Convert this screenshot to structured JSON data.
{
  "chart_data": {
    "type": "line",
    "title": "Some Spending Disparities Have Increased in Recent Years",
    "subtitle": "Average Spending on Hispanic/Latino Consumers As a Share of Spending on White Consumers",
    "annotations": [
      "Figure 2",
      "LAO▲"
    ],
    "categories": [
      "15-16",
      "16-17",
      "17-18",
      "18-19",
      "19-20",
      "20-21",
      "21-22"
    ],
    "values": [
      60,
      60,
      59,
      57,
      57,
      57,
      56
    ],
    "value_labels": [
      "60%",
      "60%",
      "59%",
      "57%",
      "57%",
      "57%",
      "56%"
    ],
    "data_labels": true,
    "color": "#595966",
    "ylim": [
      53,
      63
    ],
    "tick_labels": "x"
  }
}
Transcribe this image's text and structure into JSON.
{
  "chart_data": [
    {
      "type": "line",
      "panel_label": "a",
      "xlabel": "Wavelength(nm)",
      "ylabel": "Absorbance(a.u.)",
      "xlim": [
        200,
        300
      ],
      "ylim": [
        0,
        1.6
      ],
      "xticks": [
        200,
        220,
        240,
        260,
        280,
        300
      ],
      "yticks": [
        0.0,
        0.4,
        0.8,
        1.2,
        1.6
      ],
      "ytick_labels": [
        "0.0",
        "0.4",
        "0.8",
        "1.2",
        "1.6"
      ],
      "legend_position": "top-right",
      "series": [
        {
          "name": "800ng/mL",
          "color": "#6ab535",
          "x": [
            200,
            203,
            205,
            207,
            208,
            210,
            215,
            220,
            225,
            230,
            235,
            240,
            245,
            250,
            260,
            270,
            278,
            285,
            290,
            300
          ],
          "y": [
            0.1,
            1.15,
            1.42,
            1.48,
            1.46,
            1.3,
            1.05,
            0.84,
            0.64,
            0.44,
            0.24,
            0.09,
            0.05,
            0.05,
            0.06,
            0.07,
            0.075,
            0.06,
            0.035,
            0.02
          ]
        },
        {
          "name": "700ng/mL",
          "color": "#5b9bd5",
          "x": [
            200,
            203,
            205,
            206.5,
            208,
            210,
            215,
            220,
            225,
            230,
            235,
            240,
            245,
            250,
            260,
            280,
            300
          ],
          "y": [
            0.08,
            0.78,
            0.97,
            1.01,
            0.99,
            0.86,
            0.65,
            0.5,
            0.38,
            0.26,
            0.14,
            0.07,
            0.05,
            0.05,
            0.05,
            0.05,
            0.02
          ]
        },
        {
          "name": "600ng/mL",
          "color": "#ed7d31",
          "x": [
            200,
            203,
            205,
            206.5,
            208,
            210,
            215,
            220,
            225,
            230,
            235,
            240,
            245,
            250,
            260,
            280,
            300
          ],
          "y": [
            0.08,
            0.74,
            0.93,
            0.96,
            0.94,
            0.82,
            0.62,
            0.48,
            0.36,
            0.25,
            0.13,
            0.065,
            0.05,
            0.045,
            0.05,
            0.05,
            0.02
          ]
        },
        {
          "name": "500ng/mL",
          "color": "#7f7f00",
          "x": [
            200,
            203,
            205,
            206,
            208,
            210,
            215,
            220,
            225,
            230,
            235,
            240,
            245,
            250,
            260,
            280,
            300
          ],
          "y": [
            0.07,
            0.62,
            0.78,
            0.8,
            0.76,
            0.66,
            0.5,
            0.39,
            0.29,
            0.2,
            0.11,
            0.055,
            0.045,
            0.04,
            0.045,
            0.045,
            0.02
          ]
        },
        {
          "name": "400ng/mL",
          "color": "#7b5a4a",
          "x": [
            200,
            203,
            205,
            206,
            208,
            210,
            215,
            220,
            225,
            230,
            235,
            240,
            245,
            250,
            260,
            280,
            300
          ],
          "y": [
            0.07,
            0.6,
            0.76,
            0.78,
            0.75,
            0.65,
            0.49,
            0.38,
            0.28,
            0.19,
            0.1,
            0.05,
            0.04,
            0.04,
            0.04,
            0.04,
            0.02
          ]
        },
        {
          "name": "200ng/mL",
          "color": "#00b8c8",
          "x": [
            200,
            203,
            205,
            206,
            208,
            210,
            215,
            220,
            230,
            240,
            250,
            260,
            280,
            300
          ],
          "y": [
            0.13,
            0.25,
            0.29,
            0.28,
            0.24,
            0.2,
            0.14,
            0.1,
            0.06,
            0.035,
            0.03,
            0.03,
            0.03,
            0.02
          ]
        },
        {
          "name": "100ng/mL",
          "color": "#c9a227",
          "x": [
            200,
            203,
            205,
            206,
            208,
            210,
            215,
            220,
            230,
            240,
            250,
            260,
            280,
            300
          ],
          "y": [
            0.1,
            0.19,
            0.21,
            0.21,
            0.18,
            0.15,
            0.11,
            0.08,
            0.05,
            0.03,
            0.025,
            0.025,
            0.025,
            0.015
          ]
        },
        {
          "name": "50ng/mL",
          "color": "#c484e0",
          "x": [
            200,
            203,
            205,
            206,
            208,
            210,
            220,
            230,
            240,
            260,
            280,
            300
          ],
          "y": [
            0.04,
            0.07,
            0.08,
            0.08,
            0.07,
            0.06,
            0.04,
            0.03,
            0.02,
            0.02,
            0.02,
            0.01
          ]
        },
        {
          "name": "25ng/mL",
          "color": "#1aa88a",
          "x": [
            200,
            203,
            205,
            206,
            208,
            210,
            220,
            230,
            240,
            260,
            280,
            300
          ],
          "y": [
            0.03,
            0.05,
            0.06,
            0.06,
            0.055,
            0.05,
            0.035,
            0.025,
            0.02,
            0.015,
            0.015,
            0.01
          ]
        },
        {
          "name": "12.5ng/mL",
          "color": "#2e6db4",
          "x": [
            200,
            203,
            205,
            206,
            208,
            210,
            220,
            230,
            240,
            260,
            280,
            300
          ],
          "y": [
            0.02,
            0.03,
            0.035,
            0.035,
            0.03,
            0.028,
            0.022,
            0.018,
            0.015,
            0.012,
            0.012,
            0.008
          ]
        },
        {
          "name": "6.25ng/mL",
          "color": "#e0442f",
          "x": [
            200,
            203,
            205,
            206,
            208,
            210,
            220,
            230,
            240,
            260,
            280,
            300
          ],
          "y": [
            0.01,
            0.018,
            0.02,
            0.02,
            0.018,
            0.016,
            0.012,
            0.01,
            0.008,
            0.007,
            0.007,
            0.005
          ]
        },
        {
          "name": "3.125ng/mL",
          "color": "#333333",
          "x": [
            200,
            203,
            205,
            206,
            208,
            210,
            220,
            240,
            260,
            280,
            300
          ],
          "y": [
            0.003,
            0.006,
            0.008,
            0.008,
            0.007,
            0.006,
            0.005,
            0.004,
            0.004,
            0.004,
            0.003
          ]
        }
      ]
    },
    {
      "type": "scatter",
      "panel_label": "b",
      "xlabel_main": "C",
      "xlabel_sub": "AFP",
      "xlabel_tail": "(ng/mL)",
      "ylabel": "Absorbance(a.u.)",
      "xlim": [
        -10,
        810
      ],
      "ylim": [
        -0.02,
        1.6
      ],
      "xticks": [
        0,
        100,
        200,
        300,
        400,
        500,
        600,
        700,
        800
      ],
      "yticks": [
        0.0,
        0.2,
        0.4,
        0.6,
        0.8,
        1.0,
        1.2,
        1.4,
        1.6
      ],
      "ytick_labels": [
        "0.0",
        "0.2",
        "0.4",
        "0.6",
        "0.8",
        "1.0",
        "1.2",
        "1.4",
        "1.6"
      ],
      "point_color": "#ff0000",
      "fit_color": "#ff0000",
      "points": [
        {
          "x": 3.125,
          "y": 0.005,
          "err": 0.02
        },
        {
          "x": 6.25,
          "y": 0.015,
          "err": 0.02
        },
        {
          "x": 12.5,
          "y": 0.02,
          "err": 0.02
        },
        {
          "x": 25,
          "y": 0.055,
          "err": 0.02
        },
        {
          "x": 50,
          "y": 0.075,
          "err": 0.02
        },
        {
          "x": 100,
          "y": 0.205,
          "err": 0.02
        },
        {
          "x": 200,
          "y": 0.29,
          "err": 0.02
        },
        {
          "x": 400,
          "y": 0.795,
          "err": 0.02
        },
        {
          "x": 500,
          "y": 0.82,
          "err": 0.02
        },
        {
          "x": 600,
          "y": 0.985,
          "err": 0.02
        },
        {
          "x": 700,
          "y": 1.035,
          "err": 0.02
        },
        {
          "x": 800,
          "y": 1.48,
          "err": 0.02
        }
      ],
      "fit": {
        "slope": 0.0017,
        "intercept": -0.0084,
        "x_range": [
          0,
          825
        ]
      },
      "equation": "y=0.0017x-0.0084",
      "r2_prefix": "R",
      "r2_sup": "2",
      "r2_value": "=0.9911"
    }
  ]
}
....................
THE TASK:
Tally the lines of the records holding the word "Spending", then state only the tally.

ANSWER TO THE PROBLEM:
2